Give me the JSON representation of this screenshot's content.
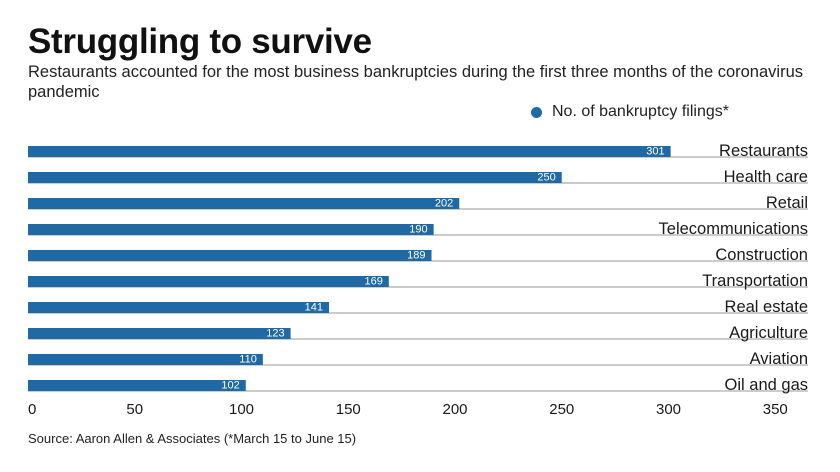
{
  "header": {
    "title": "Struggling to survive",
    "subtitle": "Restaurants accounted for the most business bankruptcies during the first three months of the coronavirus pandemic"
  },
  "colors": {
    "bar": "#1f6aa5",
    "rule": "#9a9a9a",
    "text": "#1a1a1a",
    "bar_label": "#ffffff"
  },
  "chart_data": {
    "type": "bar",
    "orientation": "horizontal",
    "categories": [
      "Restaurants",
      "Health care",
      "Retail",
      "Telecommunications",
      "Construction",
      "Transportation",
      "Real estate",
      "Agriculture",
      "Aviation",
      "Oil and gas"
    ],
    "series": [
      {
        "name": "No. of bankruptcy filings*",
        "values": [
          301,
          250,
          202,
          190,
          189,
          169,
          141,
          123,
          110,
          102
        ]
      }
    ],
    "xlim": [
      0,
      350
    ],
    "xticks": [
      0,
      50,
      100,
      150,
      200,
      250,
      300,
      350
    ],
    "legend_position": "top-right",
    "grid": false
  },
  "footer": {
    "source": "Source: Aaron Allen & Associates (*March 15 to June 15)"
  }
}
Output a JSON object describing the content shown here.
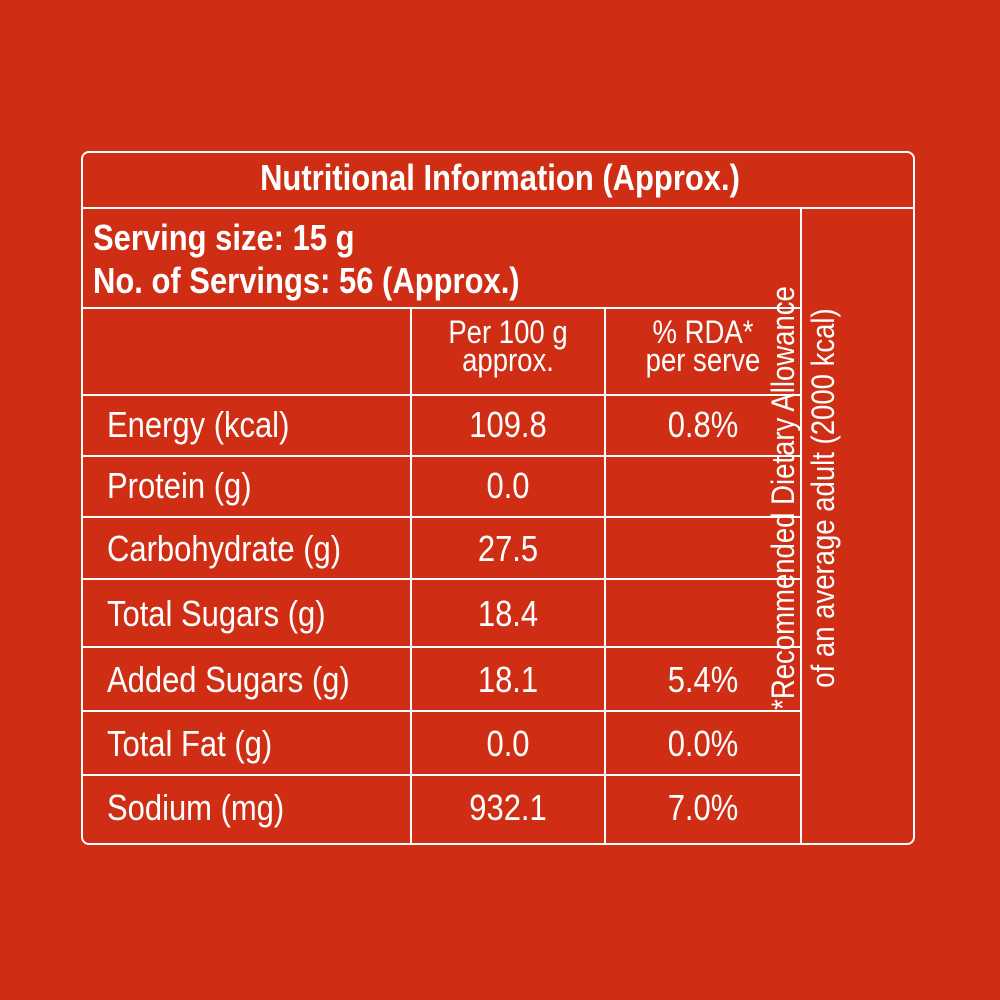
{
  "panel": {
    "title": "Nutritional Information (Approx.)",
    "serving_size": "Serving size: 15 g",
    "servings": "No. of Servings: 56 (Approx.)",
    "columns": {
      "per100_line1": "Per 100 g",
      "per100_line2": "approx.",
      "rda_line1": "% RDA*",
      "rda_line2": "per serve"
    },
    "rows": [
      {
        "label": "Energy (kcal)",
        "per100": "109.8",
        "rda": "0.8%"
      },
      {
        "label": "Protein (g)",
        "per100": "0.0",
        "rda": ""
      },
      {
        "label": "Carbohydrate (g)",
        "per100": "27.5",
        "rda": ""
      },
      {
        "label": "Total Sugars (g)",
        "per100": "18.4",
        "rda": ""
      },
      {
        "label": "Added Sugars (g)",
        "per100": "18.1",
        "rda": "5.4%"
      },
      {
        "label": "Total Fat (g)",
        "per100": "0.0",
        "rda": "0.0%"
      },
      {
        "label": "Sodium (mg)",
        "per100": "932.1",
        "rda": "7.0%"
      }
    ],
    "footnote_line1": "*Recommended Dietary Allowance",
    "footnote_line2": "of an average adult (2000 kcal)"
  },
  "colors": {
    "background": "#cf2e15",
    "text_and_rules": "#ffffff"
  }
}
──────────────────────────────
TASK DIRECTIONS: Without any pictures, please reproduce the full set of entries.

ANSWER AREA:
Give me the JSON representation of this screenshot's content.
{
  "header": {
    "title": "Struggling to survive",
    "subtitle": "Restaurants accounted for the most business bankruptcies during the first three months of the coronavirus pandemic"
  },
  "colors": {
    "bar": "#1f6aa5",
    "rule": "#9a9a9a",
    "text": "#1a1a1a",
    "bar_label": "#ffffff"
  },
  "chart_data": {
    "type": "bar",
    "orientation": "horizontal",
    "categories": [
      "Restaurants",
      "Health care",
      "Retail",
      "Telecommunications",
      "Construction",
      "Transportation",
      "Real estate",
      "Agriculture",
      "Aviation",
      "Oil and gas"
    ],
    "series": [
      {
        "name": "No. of bankruptcy filings*",
        "values": [
          301,
          250,
          202,
          190,
          189,
          169,
          141,
          123,
          110,
          102
        ]
      }
    ],
    "xlim": [
      0,
      350
    ],
    "xticks": [
      0,
      50,
      100,
      150,
      200,
      250,
      300,
      350
    ],
    "legend_position": "top-right",
    "grid": false
  },
  "footer": {
    "source": "Source: Aaron Allen & Associates (*March 15 to June 15)"
  }
}
Output a JSON object describing the content shown here.
{
  "panel": {
    "title": "Nutritional Information (Approx.)",
    "serving_size": "Serving size: 15 g",
    "servings": "No. of Servings: 56 (Approx.)",
    "columns": {
      "per100_line1": "Per 100 g",
      "per100_line2": "approx.",
      "rda_line1": "% RDA*",
      "rda_line2": "per serve"
    },
    "rows": [
      {
        "label": "Energy (kcal)",
        "per100": "109.8",
        "rda": "0.8%"
      },
      {
        "label": "Protein (g)",
        "per100": "0.0",
        "rda": ""
      },
      {
        "label": "Carbohydrate (g)",
        "per100": "27.5",
        "rda": ""
      },
      {
        "label": "Total Sugars (g)",
        "per100": "18.4",
        "rda": ""
      },
      {
        "label": "Added Sugars (g)",
        "per100": "18.1",
        "rda": "5.4%"
      },
      {
        "label": "Total Fat (g)",
        "per100": "0.0",
        "rda": "0.0%"
      },
      {
        "label": "Sodium (mg)",
        "per100": "932.1",
        "rda": "7.0%"
      }
    ],
    "footnote_line1": "*Recommended Dietary Allowance",
    "footnote_line2": "of an average adult (2000 kcal)"
  },
  "colors": {
    "background": "#cf2e15",
    "text_and_rules": "#ffffff"
  }
}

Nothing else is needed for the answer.